[[ Document segment, beginning ]]

Adaptive Workspace Intelligence™

Agent-Hub does more than route by price or uptime. It classifies the task, repository hints, file types, risk level, context size, and required capabilities, then chooses a provider/model/workflow with an explainable reason.

Examples:

  • "Explain this concept" routes to a cheaper fast model.
  • "Refactor this large module" routes to a long-context coding model.
  • "Edit config and run an install" stays in the coding/reviewer path and triggers permission gates.
  • Failed, rate-limited, or quota-exhausted providers automatically fall back.
  • Large repo tasks use context compression and repo-map injection.
  • High-risk shell commands are blocked or require approval before execution.

See /v1/routing-intelligence, /dashboard/routing-intelligence, /v1/routing/last-decision, or /v1/status for selected_provider, selected_model, routing_reason, task_classification, cost_context_estimate, fallback events, permission blocks, workflow progress, and rejected-candidate explanations.

[[ Document segment, end ]]
[[ Entries provided, beginning ]]

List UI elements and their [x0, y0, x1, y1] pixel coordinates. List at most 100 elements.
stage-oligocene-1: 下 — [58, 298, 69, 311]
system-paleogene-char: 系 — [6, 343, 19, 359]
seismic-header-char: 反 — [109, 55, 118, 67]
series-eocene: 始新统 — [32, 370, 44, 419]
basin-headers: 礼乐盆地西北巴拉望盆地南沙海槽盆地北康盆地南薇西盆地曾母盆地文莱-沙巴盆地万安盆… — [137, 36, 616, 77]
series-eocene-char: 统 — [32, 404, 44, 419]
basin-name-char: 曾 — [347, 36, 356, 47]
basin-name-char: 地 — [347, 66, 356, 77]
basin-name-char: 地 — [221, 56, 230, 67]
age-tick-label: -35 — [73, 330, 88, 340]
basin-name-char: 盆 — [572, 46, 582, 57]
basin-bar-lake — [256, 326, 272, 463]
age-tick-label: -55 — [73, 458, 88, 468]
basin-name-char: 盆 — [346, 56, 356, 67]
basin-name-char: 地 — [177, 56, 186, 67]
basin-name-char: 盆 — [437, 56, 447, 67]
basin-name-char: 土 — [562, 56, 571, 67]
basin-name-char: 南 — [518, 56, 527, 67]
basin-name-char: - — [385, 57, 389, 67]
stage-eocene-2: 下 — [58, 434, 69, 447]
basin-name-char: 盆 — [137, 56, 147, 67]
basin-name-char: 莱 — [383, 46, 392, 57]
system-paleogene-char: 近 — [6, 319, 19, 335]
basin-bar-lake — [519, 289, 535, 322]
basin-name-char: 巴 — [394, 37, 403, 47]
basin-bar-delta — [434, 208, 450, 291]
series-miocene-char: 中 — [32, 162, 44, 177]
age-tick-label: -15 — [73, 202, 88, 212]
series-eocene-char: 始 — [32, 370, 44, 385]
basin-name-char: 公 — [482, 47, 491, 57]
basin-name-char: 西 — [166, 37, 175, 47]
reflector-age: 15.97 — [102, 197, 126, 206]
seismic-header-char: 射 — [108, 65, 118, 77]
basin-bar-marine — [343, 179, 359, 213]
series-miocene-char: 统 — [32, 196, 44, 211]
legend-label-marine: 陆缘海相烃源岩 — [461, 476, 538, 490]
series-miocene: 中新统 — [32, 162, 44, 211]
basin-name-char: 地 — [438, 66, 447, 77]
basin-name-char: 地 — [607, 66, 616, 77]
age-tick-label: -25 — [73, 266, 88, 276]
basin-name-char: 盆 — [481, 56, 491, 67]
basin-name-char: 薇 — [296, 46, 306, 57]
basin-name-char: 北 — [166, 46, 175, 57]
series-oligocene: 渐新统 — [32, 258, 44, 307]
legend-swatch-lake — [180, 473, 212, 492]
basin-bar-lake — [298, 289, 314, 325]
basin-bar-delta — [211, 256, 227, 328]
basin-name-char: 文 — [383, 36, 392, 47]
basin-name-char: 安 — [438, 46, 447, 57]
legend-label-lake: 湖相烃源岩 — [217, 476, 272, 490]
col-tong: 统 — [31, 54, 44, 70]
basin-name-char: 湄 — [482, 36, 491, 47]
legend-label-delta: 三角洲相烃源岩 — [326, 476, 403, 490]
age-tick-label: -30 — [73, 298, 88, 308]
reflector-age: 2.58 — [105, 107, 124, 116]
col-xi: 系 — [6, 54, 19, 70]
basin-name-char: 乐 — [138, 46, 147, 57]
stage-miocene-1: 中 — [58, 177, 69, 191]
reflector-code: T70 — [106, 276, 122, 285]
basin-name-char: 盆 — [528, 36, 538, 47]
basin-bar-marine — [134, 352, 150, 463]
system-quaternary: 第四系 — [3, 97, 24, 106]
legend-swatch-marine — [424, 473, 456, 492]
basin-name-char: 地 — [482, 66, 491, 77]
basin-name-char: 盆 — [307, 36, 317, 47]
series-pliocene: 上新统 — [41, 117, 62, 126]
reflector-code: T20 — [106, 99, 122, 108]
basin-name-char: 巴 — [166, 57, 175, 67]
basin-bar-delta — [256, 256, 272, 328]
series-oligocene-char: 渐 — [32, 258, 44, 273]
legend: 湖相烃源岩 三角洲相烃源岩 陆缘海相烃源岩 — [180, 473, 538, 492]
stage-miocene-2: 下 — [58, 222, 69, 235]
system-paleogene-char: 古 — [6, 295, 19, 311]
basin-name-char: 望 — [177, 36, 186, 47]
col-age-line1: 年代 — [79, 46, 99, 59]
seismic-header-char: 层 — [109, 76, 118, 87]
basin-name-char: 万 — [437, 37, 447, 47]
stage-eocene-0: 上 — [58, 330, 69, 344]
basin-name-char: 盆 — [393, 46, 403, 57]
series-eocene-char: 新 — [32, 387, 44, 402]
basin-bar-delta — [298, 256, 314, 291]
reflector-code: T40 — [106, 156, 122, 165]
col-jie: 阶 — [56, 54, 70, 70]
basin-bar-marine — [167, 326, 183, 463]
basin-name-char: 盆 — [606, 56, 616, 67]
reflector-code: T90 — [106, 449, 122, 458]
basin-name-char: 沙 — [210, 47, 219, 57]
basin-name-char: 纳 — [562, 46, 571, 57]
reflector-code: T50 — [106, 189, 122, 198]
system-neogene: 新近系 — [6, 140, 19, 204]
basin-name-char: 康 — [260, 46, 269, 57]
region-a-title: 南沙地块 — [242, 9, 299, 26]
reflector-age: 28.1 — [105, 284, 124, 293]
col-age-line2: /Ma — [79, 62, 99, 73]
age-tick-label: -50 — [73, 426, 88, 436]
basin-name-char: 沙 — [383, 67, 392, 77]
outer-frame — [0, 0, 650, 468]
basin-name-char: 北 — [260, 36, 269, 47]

[[ Entries provided, end ]]

*Work request 1*:
Answer these questions from the Agent-Hub routing text:
(a) What kind of model does a request to refactor a large module route to?
(b) What do large repo tasks use?
(c) What happens to high-risk shell commands?
*Work request 2*: Continue the Agent-Hub routing text past its final sentence.

*Reply 1*:
(a) A long-context coding model.
(b) Context compression and repo-map injection.
(c) They are blocked or require approval before execution.

*Reply 2*:
Additional surfaces:

  • /v1/model-leaderboard and /dashboard/model-leaderboard
  • /v1/cost-dashboard and /dashboard/costs
  • /v1/benchmarks and /dashboard/benchmarks
  • /v1/workflow-presets and /v1/workspace/checkpoints

How Learning Works

Agent-Hub learns from real routing outcomes. Each routed request can add a metadata-only memory record with task type, language/framework, repo/context size bucket, risk, selected provider/model/workflow, latency, fallback count, success/failure, timeout, permission denial, reviewer/tool failure, final outcome, and an outcome score.

Future decisions compare the new request with similar historical outcomes. A model that repeatedly succeeds on Python refactors is boosted for similar Python refactors. A model that times out on large TypeScript repositories is penalized for similar long-context tasks. Cheap models that perform well on explanation tasks can keep winning those requests.

Inspect or reset memory:

curl http://127.0.0.1:8787/v1/routing-memory/stats
curl http://127.0.0.1:8787/v1/routing-memory/recent
curl -X DELETE http://127.0.0.1:8787/v1/routing-memory

Routing Explainability

Every routing decision includes a RoutingDecisionExplanation object derived from the real candidate scorecards. It includes selected model, selected workflow, risk level, reasons, rejected candidates, provider/model rankings, adaptive learning signals, routing-memory signals, cost comparison, and context optimization.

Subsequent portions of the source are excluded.